◆ What the exercise asks ◆
Each entry has to be copied exactly, with nothing missed.

◆ Record list ◆
★ ★ ★ ★ ★

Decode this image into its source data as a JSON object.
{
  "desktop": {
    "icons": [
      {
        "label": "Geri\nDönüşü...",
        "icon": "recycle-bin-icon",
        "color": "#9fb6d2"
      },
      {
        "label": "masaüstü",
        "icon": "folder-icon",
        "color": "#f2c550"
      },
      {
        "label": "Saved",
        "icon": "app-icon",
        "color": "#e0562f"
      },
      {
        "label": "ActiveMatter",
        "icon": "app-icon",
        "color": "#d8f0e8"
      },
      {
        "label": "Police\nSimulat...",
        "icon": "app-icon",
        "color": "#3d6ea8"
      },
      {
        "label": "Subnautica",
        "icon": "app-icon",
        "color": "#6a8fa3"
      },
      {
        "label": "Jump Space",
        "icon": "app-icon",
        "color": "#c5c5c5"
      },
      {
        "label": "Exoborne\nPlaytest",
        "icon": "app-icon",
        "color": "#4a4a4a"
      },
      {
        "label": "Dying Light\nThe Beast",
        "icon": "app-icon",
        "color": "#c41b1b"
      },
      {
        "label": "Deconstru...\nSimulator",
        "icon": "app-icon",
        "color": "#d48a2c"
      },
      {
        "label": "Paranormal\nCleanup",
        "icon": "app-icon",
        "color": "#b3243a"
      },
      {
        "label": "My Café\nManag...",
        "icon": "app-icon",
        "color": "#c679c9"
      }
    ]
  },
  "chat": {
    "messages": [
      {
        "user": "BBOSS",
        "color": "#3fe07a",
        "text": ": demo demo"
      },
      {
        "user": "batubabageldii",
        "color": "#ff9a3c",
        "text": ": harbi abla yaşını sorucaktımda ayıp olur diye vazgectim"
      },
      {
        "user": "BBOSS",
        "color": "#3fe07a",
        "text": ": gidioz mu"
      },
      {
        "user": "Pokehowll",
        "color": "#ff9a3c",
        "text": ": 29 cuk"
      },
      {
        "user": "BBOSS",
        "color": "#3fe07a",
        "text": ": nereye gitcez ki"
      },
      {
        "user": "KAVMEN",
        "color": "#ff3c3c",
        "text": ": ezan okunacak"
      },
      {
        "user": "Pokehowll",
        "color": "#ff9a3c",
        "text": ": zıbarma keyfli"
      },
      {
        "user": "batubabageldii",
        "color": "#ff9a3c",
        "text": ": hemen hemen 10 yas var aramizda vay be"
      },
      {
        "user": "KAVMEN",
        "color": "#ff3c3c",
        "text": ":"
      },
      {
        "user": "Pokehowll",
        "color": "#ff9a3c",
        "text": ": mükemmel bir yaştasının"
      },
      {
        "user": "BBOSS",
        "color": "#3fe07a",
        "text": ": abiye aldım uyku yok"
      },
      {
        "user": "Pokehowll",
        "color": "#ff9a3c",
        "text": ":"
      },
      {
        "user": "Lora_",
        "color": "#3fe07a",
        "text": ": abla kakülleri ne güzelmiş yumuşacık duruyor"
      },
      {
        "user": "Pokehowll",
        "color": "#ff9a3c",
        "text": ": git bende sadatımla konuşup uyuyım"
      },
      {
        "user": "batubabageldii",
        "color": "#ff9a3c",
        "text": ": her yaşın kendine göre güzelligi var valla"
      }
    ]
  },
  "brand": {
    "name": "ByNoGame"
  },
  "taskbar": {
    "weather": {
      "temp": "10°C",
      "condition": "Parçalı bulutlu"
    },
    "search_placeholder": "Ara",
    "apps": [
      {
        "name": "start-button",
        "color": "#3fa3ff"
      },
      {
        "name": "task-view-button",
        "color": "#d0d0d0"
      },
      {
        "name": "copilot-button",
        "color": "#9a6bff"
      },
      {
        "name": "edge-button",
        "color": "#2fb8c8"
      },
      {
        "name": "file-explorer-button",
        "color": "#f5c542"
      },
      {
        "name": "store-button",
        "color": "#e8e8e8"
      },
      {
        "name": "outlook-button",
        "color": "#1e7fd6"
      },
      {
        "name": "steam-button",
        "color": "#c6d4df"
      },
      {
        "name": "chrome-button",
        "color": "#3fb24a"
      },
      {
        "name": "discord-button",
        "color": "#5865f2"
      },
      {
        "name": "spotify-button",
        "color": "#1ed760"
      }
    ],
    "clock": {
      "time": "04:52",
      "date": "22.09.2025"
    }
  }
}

★ ★ ★ ★ ★

◆ Output of the task ◆
Decode this image into its source data as a JSON object.
{
  "desktop": {
    "icons": [
      {
        "label": "Geri\nDönüşü...",
        "icon": "recycle-bin-icon",
        "color": "#9fb6d2"
      },
      {
        "label": "masaüstü",
        "icon": "folder-icon",
        "color": "#f2c550"
      },
      {
        "label": "Saved",
        "icon": "app-icon",
        "color": "#e0562f"
      },
      {
        "label": "ActiveMatter",
        "icon": "app-icon",
        "color": "#d8f0e8"
      },
      {
        "label": "Police\nSimulat...",
        "icon": "app-icon",
        "color": "#3d6ea8"
      },
      {
        "label": "Subnautica",
        "icon": "app-icon",
        "color": "#6a8fa3"
      },
      {
        "label": "Jump Space",
        "icon": "app-icon",
        "color": "#c5c5c5"
      },
      {
        "label": "Exoborne\nPlaytest",
        "icon": "app-icon",
        "color": "#4a4a4a"
      },
      {
        "label": "Dying Light\nThe Beast",
        "icon": "app-icon",
        "color": "#c41b1b"
      },
      {
        "label": "Deconstru...\nSimulator",
        "icon": "app-icon",
        "color": "#d48a2c"
      },
      {
        "label": "Paranormal\nCleanup",
        "icon": "app-icon",
        "color": "#b3243a"
      },
      {
        "label": "My Café\nManag...",
        "icon": "app-icon",
        "color": "#c679c9"
      }
    ]
  },
  "chat": {
    "messages": [
      {
        "user": "BBOSS",
        "color": "#3fe07a",
        "text": ": demo demo"
      },
      {
        "user": "batubabageldii",
        "color": "#ff9a3c",
        "text": ": harbi abla yaşını sorucaktımda ayıp olur diye vazgectim"
      },
      {
        "user": "BBOSS",
        "color": "#3fe07a",
        "text": ": gidioz mu"
      },
      {
        "user": "Pokehowll",
        "color": "#ff9a3c",
        "text": ": 29 cuk"
      },
      {
        "user": "BBOSS",
        "color": "#3fe07a",
        "text": ": nereye gitcez ki"
      },
      {
        "user": "KAVMEN",
        "color": "#ff3c3c",
        "text": ": ezan okunacak"
      },
      {
        "user": "Pokehowll",
        "color": "#ff9a3c",
        "text": ": zıbarma keyfli"
      },
      {
        "user": "batubabageldii",
        "color": "#ff9a3c",
        "text": ": hemen hemen 10 yas var aramizda vay be"
      },
      {
        "user": "KAVMEN",
        "color": "#ff3c3c",
        "text": ":"
      },
      {
        "user": "Pokehowll",
        "color": "#ff9a3c",
        "text": ": mükemmel bir yaştasının"
      },
      {
        "user": "BBOSS",
        "color": "#3fe07a",
        "text": ": abiye aldım uyku yok"
      },
      {
        "user": "Pokehowll",
        "color": "#ff9a3c",
        "text": ":"
      },
      {
        "user": "Lora_",
        "color": "#3fe07a",
        "text": ": abla kakülleri ne güzelmiş yumuşacık duruyor"
      },
      {
        "user": "Pokehowll",
        "color": "#ff9a3c",
        "text": ": git bende sadatımla konuşup uyuyım"
      },
      {
        "user": "batubabageldii",
        "color": "#ff9a3c",
        "text": ": her yaşın kendine göre güzelligi var valla"
      }
    ]
  },
  "brand": {
    "name": "ByNoGame"
  },
  "taskbar": {
    "weather": {
      "temp": "10°C",
      "condition": "Parçalı bulutlu"
    },
    "search_placeholder": "Ara",
    "apps": [
      {
        "name": "start-button",
        "color": "#3fa3ff"
      },
      {
        "name": "task-view-button",
        "color": "#d0d0d0"
      },
      {
        "name": "copilot-button",
        "color": "#9a6bff"
      },
      {
        "name": "edge-button",
        "color": "#2fb8c8"
      },
      {
        "name": "file-explorer-button",
        "color": "#f5c542"
      },
      {
        "name": "store-button",
        "color": "#e8e8e8"
      },
      {
        "name": "outlook-button",
        "color": "#1e7fd6"
      },
      {
        "name": "steam-button",
        "color": "#c6d4df"
      },
      {
        "name": "chrome-button",
        "color": "#3fb24a"
      },
      {
        "name": "discord-button",
        "color": "#5865f2"
      },
      {
        "name": "spotify-button",
        "color": "#1ed760"
      }
    ],
    "clock": {
      "time": "04:52",
      "date": "22.09.2025"
    }
  }
}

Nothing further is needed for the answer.